*What this task involves*
Write out every entry exactly as it stands.

START Entries provided

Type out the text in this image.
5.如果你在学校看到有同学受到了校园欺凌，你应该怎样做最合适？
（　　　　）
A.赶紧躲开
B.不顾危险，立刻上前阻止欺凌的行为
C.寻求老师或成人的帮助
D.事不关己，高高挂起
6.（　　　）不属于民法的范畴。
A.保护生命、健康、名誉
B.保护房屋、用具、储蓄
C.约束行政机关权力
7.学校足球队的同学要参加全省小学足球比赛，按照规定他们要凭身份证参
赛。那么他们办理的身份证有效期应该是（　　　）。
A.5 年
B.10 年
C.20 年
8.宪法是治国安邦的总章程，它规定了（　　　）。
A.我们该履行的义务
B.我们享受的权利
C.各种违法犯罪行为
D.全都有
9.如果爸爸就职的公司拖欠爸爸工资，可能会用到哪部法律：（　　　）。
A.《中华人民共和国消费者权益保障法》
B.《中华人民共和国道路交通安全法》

END Entries provided

*Finished answer*
Type out the text in this image.
5.如果你在学校看到有同学受到了校园欺凌，你应该怎样做最合适？
（　　　　）
A.赶紧躲开
B.不顾危险，立刻上前阻止欺凌的行为
C.寻求老师或成人的帮助
D.事不关己，高高挂起
6.（　　　）不属于民法的范畴。
A.保护生命、健康、名誉
B.保护房屋、用具、储蓄
C.约束行政机关权力
7.学校足球队的同学要参加全省小学足球比赛，按照规定他们要凭身份证参
赛。那么他们办理的身份证有效期应该是（　　　）。
A.5 年
B.10 年
C.20 年
8.宪法是治国安邦的总章程，它规定了（　　　）。
A.我们该履行的义务
B.我们享受的权利
C.各种违法犯罪行为
D.全都有
9.如果爸爸就职的公司拖欠爸爸工资，可能会用到哪部法律：（　　　）。
A.《中华人民共和国消费者权益保障法》
B.《中华人民共和国道路交通安全法》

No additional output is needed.